Aim of the exercise — Write out the records again, exactly, leaving none out.

• • • • •

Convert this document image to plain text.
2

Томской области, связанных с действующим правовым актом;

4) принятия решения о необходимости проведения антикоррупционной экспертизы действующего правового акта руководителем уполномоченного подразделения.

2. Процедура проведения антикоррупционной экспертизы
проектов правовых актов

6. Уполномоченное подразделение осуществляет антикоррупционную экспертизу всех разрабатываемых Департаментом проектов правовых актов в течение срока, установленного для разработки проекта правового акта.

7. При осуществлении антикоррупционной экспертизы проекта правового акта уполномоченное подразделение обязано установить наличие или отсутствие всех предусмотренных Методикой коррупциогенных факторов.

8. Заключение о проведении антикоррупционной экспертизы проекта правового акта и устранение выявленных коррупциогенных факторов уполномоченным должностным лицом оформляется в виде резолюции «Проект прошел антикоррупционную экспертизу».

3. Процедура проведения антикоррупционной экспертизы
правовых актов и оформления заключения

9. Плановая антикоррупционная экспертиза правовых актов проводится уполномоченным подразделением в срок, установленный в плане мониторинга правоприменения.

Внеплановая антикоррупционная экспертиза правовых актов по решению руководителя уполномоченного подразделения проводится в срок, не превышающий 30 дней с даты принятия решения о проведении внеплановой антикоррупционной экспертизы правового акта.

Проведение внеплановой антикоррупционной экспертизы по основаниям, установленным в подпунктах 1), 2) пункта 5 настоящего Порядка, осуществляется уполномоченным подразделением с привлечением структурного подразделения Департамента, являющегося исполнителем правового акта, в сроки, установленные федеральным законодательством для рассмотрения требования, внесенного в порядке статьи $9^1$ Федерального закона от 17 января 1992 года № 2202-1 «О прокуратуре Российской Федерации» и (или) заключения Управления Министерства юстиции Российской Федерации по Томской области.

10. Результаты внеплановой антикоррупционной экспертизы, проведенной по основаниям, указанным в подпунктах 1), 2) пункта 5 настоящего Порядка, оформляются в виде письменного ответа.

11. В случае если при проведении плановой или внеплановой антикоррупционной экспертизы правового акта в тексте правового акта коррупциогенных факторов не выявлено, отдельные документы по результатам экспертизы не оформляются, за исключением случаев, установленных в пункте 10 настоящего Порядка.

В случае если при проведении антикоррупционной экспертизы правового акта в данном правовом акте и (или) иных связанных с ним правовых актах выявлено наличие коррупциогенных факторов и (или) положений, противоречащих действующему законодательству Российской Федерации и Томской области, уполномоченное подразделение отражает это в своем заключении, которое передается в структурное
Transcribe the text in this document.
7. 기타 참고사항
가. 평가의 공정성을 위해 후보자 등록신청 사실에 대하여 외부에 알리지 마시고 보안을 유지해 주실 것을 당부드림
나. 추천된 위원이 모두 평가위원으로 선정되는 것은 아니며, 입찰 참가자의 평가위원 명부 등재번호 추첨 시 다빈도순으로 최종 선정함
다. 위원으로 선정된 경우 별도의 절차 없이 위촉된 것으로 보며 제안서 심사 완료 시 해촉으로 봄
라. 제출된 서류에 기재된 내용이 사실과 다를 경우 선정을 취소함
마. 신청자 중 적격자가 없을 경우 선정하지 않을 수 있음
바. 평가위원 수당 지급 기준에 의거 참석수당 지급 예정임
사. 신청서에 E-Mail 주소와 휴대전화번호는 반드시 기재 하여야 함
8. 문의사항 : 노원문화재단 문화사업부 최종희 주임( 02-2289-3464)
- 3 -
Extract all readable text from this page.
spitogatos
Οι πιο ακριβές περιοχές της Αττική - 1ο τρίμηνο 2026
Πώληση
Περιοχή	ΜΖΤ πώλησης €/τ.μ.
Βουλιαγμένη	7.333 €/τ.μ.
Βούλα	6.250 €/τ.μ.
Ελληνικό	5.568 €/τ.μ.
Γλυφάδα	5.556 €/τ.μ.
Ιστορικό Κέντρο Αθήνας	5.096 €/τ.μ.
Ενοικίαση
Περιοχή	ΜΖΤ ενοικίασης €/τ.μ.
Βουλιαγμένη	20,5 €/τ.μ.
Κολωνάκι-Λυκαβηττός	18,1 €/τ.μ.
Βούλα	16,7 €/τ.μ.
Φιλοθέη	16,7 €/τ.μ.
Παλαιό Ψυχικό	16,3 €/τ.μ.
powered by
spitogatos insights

• • • • •

Complete output —
Convert this document image to plain text.
2

Томской области, связанных с действующим правовым актом;

4) принятия решения о необходимости проведения антикоррупционной экспертизы действующего правового акта руководителем уполномоченного подразделения.

2. Процедура проведения антикоррупционной экспертизы
проектов правовых актов

6. Уполномоченное подразделение осуществляет антикоррупционную экспертизу всех разрабатываемых Департаментом проектов правовых актов в течение срока, установленного для разработки проекта правового акта.

7. При осуществлении антикоррупционной экспертизы проекта правового акта уполномоченное подразделение обязано установить наличие или отсутствие всех предусмотренных Методикой коррупциогенных факторов.

8. Заключение о проведении антикоррупционной экспертизы проекта правового акта и устранение выявленных коррупциогенных факторов уполномоченным должностным лицом оформляется в виде резолюции «Проект прошел антикоррупционную экспертизу».

3. Процедура проведения антикоррупционной экспертизы
правовых актов и оформления заключения

9. Плановая антикоррупционная экспертиза правовых актов проводится уполномоченным подразделением в срок, установленный в плане мониторинга правоприменения.

Внеплановая антикоррупционная экспертиза правовых актов по решению руководителя уполномоченного подразделения проводится в срок, не превышающий 30 дней с даты принятия решения о проведении внеплановой антикоррупционной экспертизы правового акта.

Проведение внеплановой антикоррупционной экспертизы по основаниям, установленным в подпунктах 1), 2) пункта 5 настоящего Порядка, осуществляется уполномоченным подразделением с привлечением структурного подразделения Департамента, являющегося исполнителем правового акта, в сроки, установленные федеральным законодательством для рассмотрения требования, внесенного в порядке статьи $9^1$ Федерального закона от 17 января 1992 года № 2202-1 «О прокуратуре Российской Федерации» и (или) заключения Управления Министерства юстиции Российской Федерации по Томской области.

10. Результаты внеплановой антикоррупционной экспертизы, проведенной по основаниям, указанным в подпунктах 1), 2) пункта 5 настоящего Порядка, оформляются в виде письменного ответа.

11. В случае если при проведении плановой или внеплановой антикоррупционной экспертизы правового акта в тексте правового акта коррупциогенных факторов не выявлено, отдельные документы по результатам экспертизы не оформляются, за исключением случаев, установленных в пункте 10 настоящего Порядка.

В случае если при проведении антикоррупционной экспертизы правового акта в данном правовом акте и (или) иных связанных с ним правовых актах выявлено наличие коррупциогенных факторов и (или) положений, противоречащих действующему законодательству Российской Федерации и Томской области, уполномоченное подразделение отражает это в своем заключении, которое передается в структурное
Transcribe the text in this document.
7. 기타 참고사항
가. 평가의 공정성을 위해 후보자 등록신청 사실에 대하여 외부에 알리지 마시고 보안을 유지해 주실 것을 당부드림
나. 추천된 위원이 모두 평가위원으로 선정되는 것은 아니며, 입찰 참가자의 평가위원 명부 등재번호 추첨 시 다빈도순으로 최종 선정함
다. 위원으로 선정된 경우 별도의 절차 없이 위촉된 것으로 보며 제안서 심사 완료 시 해촉으로 봄
라. 제출된 서류에 기재된 내용이 사실과 다를 경우 선정을 취소함
마. 신청자 중 적격자가 없을 경우 선정하지 않을 수 있음
바. 평가위원 수당 지급 기준에 의거 참석수당 지급 예정임
사. 신청서에 E-Mail 주소와 휴대전화번호는 반드시 기재 하여야 함
8. 문의사항 : 노원문화재단 문화사업부 최종희 주임( 02-2289-3464)
- 3 -
Extract all readable text from this page.
spitogatos
Οι πιο ακριβές περιοχές της Αττική - 1ο τρίμηνο 2026
Πώληση
Περιοχή	ΜΖΤ πώλησης €/τ.μ.
Βουλιαγμένη	7.333 €/τ.μ.
Βούλα	6.250 €/τ.μ.
Ελληνικό	5.568 €/τ.μ.
Γλυφάδα	5.556 €/τ.μ.
Ιστορικό Κέντρο Αθήνας	5.096 €/τ.μ.
Ενοικίαση
Περιοχή	ΜΖΤ ενοικίασης €/τ.μ.
Βουλιαγμένη	20,5 €/τ.μ.
Κολωνάκι-Λυκαβηττός	18,1 €/τ.μ.
Βούλα	16,7 €/τ.μ.
Φιλοθέη	16,7 €/τ.μ.
Παλαιό Ψυχικό	16,3 €/τ.μ.
powered by
spitogatos insights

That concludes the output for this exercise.